> EXCERPT TO READ
____
After more than 20 years without a recession in Australia, the typical Australian investor has become complacent about risk, and become one of the most aggressive investors in the OECD. All this is fine, until another recession hits. Importantly, it is not an “if” but a “when”, and sequencing risk helps you think about the impact of timing of risk on the portfolio; of what might happen when the next recession strikes.

“Growth” comes with a price, and that price is measured in variety of ways. Sequencing risk is one way we analyse the timing of portfolio performance, where the differences in return sequence can lead to very large differences in portfolio accumulated values, at any point in the investment cycle either before or after retirement. This week we make the analysis a little more practical than last week, as we now consider some longer term US data on a theoretical portfolio of 75% equities, using data on the S&P 500, and 25% 10 year corporate bonds, using the US ten year fixed swap rate plus 100 basis points. Initially, we present the original and reverse sequence of returns, and then we look at how these sequences can severely impact the accumulated value of investments, over time. We are not alone in highlighting this form of risk, as recent work of Dr. Ken Henry, former head of the Australian Treasury and Chairperson of the “Australia’s Future Tax System Review”, otherwise known as the Henry Review into Taxation, shows. Importantly, the differences in accumulated value, between the two sequences is “not immaterial”, as we saw Dr. Henry describe them in Part 1 last week.

In this article we detail:

  1. Some longer dated return sequence data from the US.
  2. An analysis of how this return sequence impacts the accumulated portfolio return over time.
  3. Some of the commentary from Ken Henry on the subject of sequencing risk.
____
(Element location data)
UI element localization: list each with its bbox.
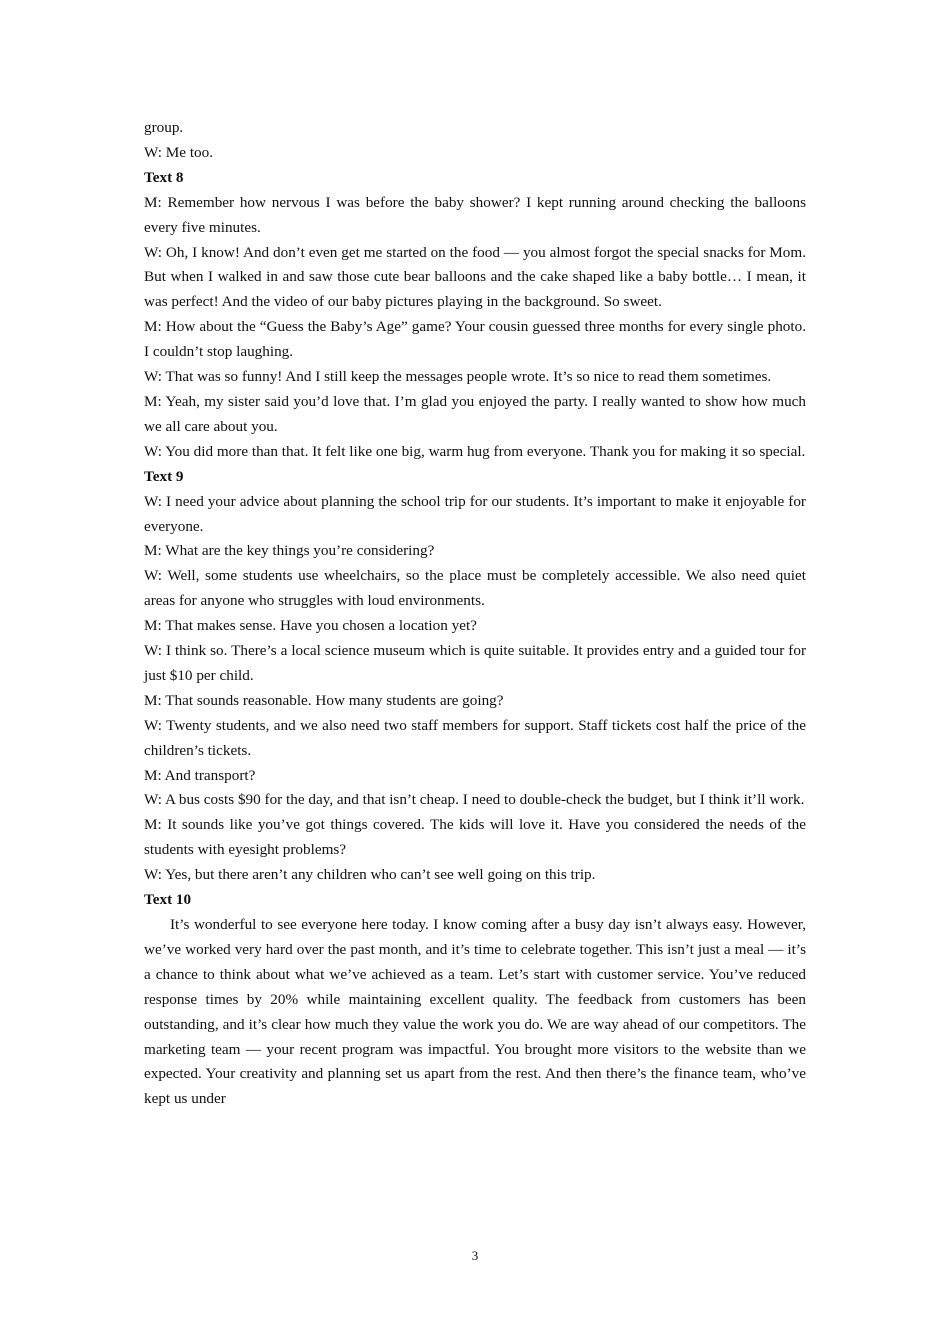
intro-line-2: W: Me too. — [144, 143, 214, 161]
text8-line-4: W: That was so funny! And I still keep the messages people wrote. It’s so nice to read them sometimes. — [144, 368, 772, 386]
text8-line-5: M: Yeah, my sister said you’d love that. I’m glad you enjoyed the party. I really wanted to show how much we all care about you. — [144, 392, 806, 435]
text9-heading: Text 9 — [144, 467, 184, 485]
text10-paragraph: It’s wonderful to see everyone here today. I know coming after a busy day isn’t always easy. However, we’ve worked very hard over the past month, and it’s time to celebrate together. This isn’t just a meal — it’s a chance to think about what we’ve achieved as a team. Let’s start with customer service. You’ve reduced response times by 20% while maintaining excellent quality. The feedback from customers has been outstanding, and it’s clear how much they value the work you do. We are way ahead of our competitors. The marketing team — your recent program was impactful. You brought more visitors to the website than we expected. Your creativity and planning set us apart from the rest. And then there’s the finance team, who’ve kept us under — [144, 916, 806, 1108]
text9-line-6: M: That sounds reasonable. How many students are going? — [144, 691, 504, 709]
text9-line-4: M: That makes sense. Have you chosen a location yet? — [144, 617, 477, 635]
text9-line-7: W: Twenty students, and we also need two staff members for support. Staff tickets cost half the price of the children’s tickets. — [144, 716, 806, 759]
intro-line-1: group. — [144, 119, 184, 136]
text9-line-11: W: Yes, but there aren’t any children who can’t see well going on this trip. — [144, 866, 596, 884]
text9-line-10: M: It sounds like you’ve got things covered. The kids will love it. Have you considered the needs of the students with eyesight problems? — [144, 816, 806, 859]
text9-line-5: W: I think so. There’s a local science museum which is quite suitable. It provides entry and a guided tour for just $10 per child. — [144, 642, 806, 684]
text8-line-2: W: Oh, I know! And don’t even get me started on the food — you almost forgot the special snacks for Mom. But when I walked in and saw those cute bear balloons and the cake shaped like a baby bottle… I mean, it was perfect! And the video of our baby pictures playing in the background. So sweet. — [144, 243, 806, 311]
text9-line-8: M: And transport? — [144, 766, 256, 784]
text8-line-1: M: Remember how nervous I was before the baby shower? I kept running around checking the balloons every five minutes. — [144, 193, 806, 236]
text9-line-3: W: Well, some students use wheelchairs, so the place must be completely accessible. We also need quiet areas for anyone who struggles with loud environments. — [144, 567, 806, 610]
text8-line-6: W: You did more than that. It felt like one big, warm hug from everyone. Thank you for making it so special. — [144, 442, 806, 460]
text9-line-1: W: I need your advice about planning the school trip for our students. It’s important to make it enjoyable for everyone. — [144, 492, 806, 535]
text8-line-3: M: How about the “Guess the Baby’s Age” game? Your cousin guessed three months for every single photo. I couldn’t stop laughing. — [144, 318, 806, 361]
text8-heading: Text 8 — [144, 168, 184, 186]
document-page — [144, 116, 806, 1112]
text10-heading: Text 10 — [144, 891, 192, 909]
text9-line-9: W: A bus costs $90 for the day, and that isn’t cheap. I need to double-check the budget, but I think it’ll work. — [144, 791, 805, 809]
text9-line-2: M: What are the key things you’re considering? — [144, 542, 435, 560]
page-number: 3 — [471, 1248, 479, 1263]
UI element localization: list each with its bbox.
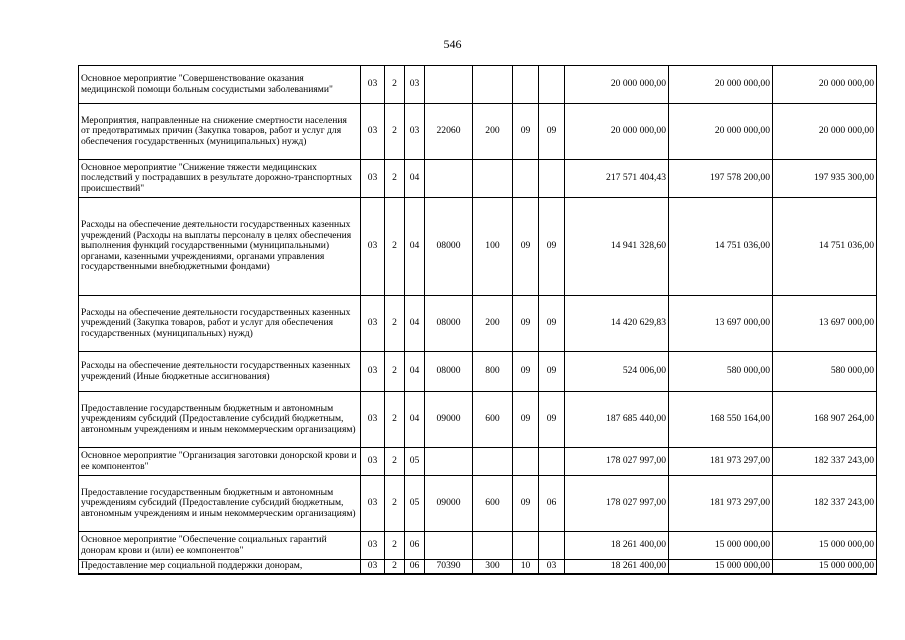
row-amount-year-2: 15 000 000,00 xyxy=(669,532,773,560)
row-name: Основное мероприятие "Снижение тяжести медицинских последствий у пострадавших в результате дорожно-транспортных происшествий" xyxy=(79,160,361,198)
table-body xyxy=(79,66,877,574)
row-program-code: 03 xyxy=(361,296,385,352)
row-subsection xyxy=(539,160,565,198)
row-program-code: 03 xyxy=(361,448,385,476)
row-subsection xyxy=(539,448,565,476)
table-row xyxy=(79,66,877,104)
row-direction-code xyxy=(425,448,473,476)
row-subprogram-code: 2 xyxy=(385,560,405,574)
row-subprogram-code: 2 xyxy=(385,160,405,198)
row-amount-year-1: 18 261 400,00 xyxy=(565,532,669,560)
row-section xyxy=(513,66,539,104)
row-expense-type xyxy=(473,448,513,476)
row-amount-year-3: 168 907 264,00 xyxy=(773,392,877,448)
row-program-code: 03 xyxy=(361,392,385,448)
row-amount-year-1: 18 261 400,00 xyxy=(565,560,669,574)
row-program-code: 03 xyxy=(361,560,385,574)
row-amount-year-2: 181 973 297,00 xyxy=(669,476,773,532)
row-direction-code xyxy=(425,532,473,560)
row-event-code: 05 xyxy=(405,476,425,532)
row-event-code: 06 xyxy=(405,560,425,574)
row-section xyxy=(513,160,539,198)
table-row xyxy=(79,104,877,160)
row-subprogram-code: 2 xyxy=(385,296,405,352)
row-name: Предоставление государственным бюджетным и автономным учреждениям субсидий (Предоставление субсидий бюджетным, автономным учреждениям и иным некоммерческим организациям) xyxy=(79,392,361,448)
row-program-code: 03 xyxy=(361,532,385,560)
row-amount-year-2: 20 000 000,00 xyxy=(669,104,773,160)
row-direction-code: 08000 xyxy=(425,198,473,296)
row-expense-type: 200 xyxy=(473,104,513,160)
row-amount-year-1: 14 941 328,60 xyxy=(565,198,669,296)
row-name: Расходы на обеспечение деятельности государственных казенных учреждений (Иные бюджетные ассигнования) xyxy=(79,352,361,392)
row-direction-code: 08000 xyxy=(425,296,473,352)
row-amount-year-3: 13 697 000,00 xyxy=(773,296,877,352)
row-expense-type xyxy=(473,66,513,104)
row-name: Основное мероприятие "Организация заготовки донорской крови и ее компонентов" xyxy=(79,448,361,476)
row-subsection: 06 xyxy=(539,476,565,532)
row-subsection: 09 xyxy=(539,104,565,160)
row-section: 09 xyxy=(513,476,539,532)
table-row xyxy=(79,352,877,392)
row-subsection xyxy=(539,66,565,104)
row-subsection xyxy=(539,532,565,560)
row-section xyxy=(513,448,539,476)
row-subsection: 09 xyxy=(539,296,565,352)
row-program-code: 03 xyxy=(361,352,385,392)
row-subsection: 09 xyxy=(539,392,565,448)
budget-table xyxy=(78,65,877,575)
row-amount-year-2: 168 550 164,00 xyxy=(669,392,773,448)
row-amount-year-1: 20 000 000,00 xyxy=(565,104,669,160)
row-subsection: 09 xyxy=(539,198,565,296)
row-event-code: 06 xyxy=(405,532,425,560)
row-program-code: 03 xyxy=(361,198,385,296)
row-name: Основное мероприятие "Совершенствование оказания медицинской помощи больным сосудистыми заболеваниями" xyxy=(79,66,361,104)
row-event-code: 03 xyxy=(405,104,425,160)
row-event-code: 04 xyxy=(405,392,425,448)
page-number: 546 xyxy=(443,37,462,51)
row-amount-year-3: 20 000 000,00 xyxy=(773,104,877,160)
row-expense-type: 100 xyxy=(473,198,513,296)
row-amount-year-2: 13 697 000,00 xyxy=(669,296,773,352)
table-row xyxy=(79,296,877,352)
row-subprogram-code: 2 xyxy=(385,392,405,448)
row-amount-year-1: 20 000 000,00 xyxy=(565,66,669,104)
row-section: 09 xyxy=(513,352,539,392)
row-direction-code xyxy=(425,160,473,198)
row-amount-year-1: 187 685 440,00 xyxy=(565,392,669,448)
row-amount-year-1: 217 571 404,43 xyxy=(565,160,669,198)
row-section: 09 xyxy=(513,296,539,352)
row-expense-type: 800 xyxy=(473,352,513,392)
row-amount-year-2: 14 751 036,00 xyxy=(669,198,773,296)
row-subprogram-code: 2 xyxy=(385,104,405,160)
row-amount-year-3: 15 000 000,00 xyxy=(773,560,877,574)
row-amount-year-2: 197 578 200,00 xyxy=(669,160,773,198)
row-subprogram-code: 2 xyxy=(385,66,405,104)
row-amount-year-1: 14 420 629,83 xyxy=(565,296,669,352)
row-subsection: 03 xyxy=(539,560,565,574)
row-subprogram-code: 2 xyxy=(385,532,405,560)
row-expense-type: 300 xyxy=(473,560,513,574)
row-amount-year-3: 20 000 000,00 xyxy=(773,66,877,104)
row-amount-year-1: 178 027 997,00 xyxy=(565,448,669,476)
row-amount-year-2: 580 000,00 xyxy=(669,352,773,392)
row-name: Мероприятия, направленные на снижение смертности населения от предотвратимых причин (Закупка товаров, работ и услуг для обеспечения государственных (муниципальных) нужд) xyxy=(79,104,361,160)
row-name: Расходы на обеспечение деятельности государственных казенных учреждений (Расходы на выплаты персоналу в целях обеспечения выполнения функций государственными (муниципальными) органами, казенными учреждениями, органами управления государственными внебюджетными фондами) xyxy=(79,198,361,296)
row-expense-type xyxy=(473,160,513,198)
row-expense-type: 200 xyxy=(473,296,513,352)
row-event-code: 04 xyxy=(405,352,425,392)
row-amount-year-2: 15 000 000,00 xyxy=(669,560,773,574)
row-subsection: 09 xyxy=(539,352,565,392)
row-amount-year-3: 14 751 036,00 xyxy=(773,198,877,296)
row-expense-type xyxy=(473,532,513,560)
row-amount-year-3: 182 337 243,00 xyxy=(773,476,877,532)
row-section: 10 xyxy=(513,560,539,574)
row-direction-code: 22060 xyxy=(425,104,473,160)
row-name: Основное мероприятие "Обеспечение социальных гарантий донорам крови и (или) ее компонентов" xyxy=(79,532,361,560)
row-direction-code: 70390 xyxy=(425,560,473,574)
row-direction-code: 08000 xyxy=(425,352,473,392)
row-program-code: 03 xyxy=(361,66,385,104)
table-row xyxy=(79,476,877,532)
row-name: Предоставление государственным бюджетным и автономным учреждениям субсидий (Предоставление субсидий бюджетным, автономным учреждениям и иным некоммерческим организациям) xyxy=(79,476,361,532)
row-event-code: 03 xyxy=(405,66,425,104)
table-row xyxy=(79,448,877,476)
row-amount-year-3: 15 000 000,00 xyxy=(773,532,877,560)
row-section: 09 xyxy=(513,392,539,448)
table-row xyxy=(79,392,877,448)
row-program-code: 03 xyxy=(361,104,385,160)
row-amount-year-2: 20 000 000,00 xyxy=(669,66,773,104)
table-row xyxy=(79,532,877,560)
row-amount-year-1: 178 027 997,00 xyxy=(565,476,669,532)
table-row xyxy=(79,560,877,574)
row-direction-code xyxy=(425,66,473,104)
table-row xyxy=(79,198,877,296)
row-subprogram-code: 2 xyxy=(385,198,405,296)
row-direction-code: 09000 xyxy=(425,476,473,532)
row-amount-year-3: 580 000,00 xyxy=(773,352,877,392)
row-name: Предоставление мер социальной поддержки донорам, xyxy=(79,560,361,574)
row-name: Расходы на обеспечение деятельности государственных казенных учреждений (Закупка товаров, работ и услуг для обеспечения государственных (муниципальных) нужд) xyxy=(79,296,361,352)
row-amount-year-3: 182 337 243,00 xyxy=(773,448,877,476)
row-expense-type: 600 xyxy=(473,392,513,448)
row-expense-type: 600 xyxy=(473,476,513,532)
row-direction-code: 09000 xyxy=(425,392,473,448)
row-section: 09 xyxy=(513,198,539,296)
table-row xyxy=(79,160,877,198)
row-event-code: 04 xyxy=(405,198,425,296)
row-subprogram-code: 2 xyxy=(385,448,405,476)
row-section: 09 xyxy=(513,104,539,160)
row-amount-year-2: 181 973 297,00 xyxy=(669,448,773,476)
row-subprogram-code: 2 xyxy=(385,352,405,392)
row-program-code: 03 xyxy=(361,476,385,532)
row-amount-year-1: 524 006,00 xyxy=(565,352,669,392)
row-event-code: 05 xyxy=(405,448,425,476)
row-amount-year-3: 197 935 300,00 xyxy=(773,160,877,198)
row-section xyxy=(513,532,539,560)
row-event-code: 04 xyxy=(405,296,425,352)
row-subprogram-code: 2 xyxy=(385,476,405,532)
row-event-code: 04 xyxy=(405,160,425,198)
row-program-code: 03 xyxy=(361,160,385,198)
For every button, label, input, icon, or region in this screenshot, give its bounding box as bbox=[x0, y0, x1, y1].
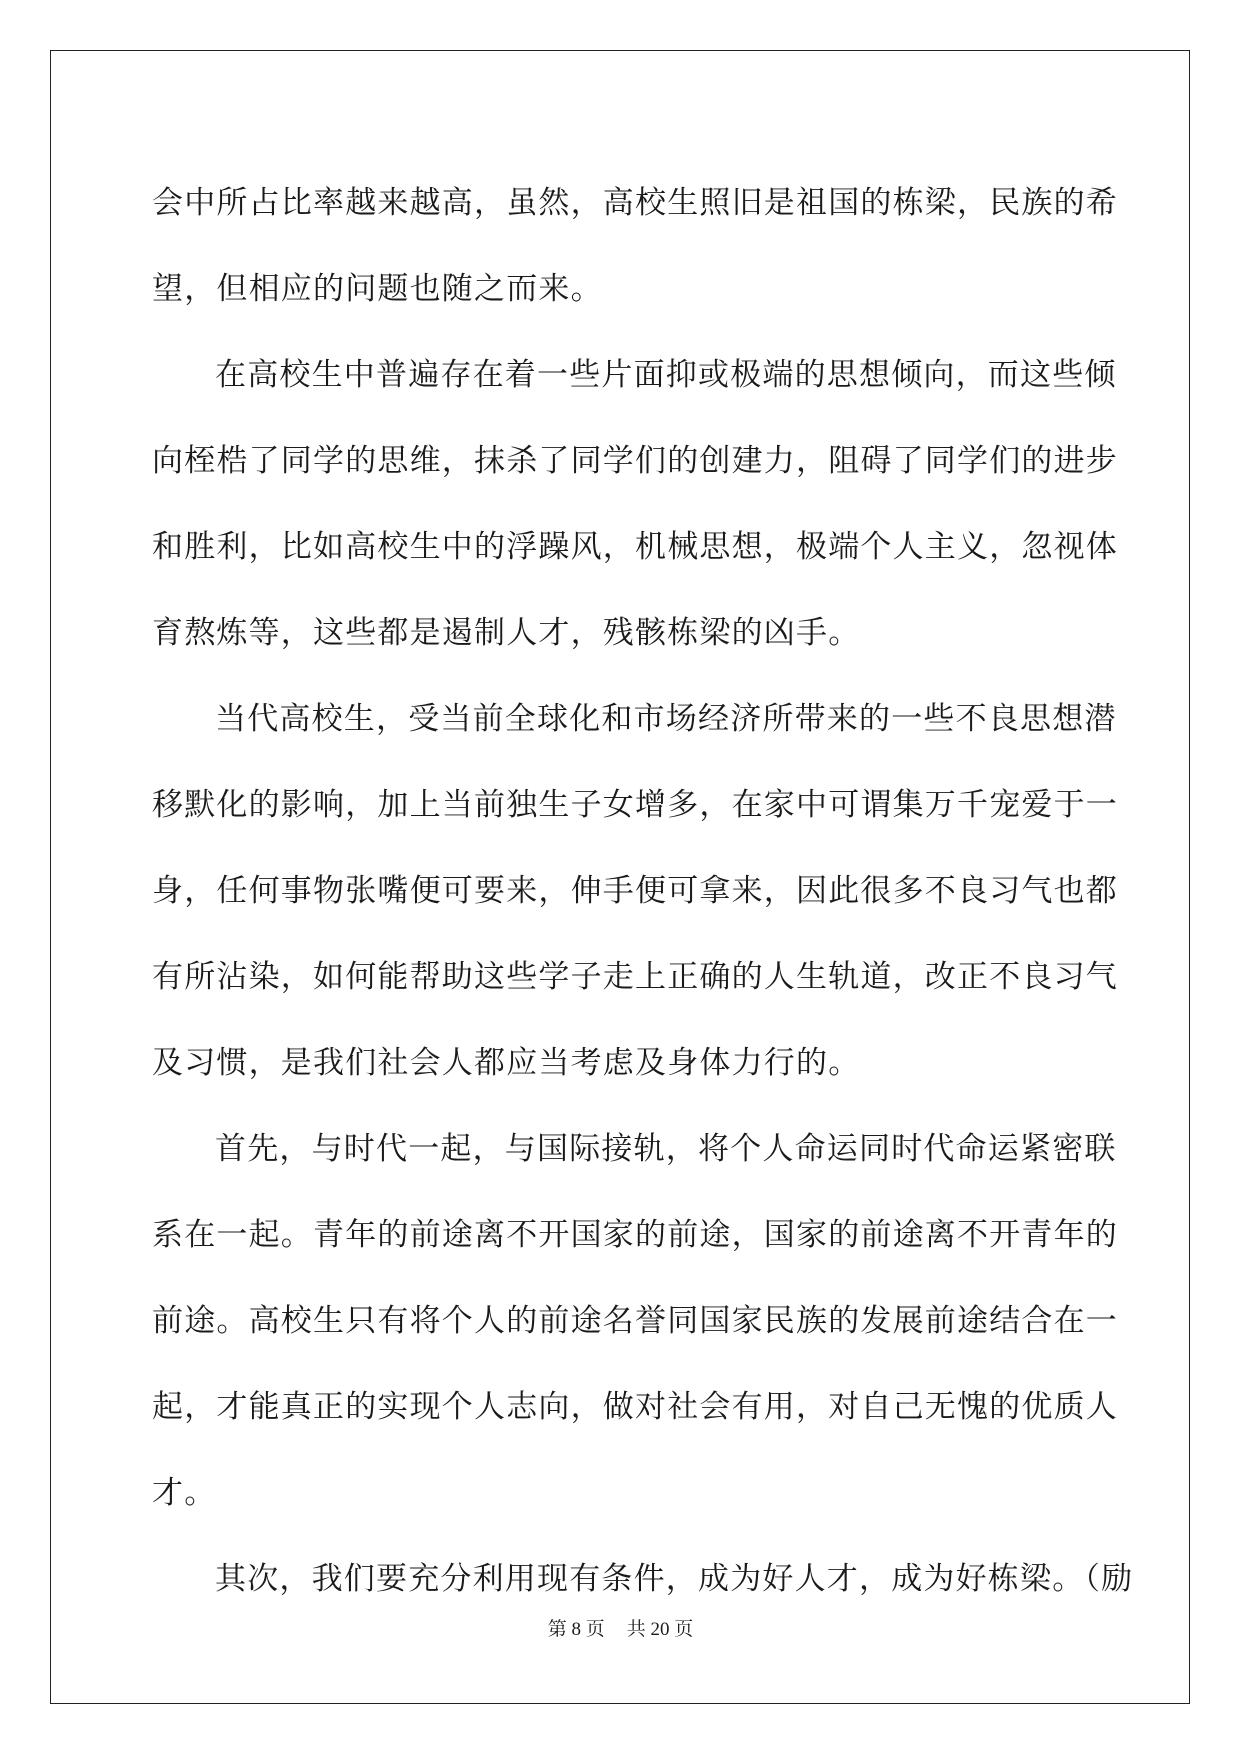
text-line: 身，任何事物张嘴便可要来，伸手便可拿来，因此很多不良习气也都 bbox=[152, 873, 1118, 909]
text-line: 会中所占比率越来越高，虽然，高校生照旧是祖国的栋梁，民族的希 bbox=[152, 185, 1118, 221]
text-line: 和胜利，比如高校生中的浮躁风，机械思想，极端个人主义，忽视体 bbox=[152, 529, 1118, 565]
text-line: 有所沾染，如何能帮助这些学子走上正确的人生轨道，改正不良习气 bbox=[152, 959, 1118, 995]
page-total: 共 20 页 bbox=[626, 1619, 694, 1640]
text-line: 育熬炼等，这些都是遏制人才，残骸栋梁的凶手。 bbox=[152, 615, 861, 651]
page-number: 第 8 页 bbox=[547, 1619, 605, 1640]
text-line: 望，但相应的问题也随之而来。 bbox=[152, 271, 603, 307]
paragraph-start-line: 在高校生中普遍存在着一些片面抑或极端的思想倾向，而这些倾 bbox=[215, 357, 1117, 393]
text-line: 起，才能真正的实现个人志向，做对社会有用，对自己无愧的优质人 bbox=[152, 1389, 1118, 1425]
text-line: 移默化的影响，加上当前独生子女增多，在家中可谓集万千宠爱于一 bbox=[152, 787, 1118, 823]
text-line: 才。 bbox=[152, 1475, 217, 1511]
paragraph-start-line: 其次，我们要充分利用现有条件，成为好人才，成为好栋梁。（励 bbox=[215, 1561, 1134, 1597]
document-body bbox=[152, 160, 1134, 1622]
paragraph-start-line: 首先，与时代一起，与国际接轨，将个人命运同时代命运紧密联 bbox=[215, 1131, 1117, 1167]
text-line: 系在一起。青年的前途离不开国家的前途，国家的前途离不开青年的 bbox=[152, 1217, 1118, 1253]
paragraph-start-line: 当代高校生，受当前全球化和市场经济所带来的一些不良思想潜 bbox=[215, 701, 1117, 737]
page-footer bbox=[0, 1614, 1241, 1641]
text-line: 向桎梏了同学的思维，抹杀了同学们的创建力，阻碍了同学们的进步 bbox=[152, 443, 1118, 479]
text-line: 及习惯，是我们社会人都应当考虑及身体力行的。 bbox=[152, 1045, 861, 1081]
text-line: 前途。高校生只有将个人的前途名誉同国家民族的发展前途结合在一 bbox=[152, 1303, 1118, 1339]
____
> TASK SET
a. In the sequencing risk excerpt, what asset mix makes up the theoretical portfolio that is analyzed?
b. Write the next part of the sequencing risk excerpt, picking up after its final list item.

> TASK ANSWERS
a. 75% equities, based on S&P 500 data, and 25% 10-year corporate bonds.

b.
 1.         Return sequences

Using very long term US equity and bond performance data from 1964 we can show the significant variations in the yearly data (not the accumulated value of the portfolio) with regard to the two opposite return sequences. For example, consider Figure 1 below, where we show portfolio returns for a 75% equity portfolio and 25% 10 year bond portfolio, which begins with $100,000, and has regular $30,000 contributions at the start of each calendar year. Here, the dark blue line shows the original sequence, while the light blue line shows the exact opposite sequence; only one of a variety of possible return sequences. Notice the large difference between these returns especially in the early period, around 1974 to 1984, where the light blue line, or the opposite sequence, is consistently above the dark blue line, or the original sequence.

Figure 1

Figure 2 provides a little more focus on more recent data from 1996 to 2013, where we see some very large variations in portfolio return, just by comparing the original sequence with the reverse sequence. Notice, the key return years like 2001, where the original sequence returns are poor, while they are great with the reverse sequence( in 2009) where the original sequence is very disappointing, but the opposite is the case with the reverse sequence.

Figure 2

2          Impact of return sequence on accumulated portfolio value

We have now established that variations in portfolio returns can be very large, just by reversing the sequence of returns. Next, we look at the impact of these large variations on the accumulated value of a portfolio that starts with a $100,000 investment and has $30,000 contributions at the start of each calendar year for 50 years.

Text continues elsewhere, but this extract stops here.